== Given entries ==
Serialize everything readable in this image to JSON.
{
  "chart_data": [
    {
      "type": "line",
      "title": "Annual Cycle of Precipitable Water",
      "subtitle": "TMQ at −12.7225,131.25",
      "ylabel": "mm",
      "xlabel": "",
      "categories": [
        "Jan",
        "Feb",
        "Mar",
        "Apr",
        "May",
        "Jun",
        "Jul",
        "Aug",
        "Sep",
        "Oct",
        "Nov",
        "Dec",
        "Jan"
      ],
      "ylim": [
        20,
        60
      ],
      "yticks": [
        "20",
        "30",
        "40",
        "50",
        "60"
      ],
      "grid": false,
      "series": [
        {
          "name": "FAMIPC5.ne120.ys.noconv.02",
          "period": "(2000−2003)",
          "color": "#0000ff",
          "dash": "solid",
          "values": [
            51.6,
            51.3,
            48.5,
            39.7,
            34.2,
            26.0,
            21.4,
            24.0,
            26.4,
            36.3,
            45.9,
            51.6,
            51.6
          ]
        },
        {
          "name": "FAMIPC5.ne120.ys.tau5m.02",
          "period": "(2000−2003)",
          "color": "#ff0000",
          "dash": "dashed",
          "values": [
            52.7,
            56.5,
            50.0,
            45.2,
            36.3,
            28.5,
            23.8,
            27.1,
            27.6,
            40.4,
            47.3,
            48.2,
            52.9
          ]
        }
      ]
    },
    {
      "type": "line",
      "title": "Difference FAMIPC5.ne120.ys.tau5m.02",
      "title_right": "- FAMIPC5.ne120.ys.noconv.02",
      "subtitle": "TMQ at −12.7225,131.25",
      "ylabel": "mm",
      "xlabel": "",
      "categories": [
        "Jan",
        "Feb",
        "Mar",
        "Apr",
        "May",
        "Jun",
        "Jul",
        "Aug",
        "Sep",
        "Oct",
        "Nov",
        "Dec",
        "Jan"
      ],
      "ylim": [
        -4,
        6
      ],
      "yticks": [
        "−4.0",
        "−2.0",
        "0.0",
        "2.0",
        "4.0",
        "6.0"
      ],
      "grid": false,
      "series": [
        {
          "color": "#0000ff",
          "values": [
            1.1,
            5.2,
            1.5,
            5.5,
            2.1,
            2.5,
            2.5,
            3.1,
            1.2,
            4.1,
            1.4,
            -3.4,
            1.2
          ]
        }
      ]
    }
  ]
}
===
-- Exercise goal --
Provide all the records again, word for word.

-- Result of the exercise --
Serialize everything readable in this image to JSON.
{
  "chart_data": [
    {
      "type": "line",
      "title": "Annual Cycle of Precipitable Water",
      "subtitle": "TMQ at −12.7225,131.25",
      "ylabel": "mm",
      "xlabel": "",
      "categories": [
        "Jan",
        "Feb",
        "Mar",
        "Apr",
        "May",
        "Jun",
        "Jul",
        "Aug",
        "Sep",
        "Oct",
        "Nov",
        "Dec",
        "Jan"
      ],
      "ylim": [
        20,
        60
      ],
      "yticks": [
        "20",
        "30",
        "40",
        "50",
        "60"
      ],
      "grid": false,
      "series": [
        {
          "name": "FAMIPC5.ne120.ys.noconv.02",
          "period": "(2000−2003)",
          "color": "#0000ff",
          "dash": "solid",
          "values": [
            51.6,
            51.3,
            48.5,
            39.7,
            34.2,
            26.0,
            21.4,
            24.0,
            26.4,
            36.3,
            45.9,
            51.6,
            51.6
          ]
        },
        {
          "name": "FAMIPC5.ne120.ys.tau5m.02",
          "period": "(2000−2003)",
          "color": "#ff0000",
          "dash": "dashed",
          "values": [
            52.7,
            56.5,
            50.0,
            45.2,
            36.3,
            28.5,
            23.8,
            27.1,
            27.6,
            40.4,
            47.3,
            48.2,
            52.9
          ]
        }
      ]
    },
    {
      "type": "line",
      "title": "Difference FAMIPC5.ne120.ys.tau5m.02",
      "title_right": "- FAMIPC5.ne120.ys.noconv.02",
      "subtitle": "TMQ at −12.7225,131.25",
      "ylabel": "mm",
      "xlabel": "",
      "categories": [
        "Jan",
        "Feb",
        "Mar",
        "Apr",
        "May",
        "Jun",
        "Jul",
        "Aug",
        "Sep",
        "Oct",
        "Nov",
        "Dec",
        "Jan"
      ],
      "ylim": [
        -4,
        6
      ],
      "yticks": [
        "−4.0",
        "−2.0",
        "0.0",
        "2.0",
        "4.0",
        "6.0"
      ],
      "grid": false,
      "series": [
        {
          "color": "#0000ff",
          "values": [
            1.1,
            5.2,
            1.5,
            5.5,
            2.1,
            2.5,
            2.5,
            3.1,
            1.2,
            4.1,
            1.4,
            -3.4,
            1.2
          ]
        }
      ]
    }
  ]
}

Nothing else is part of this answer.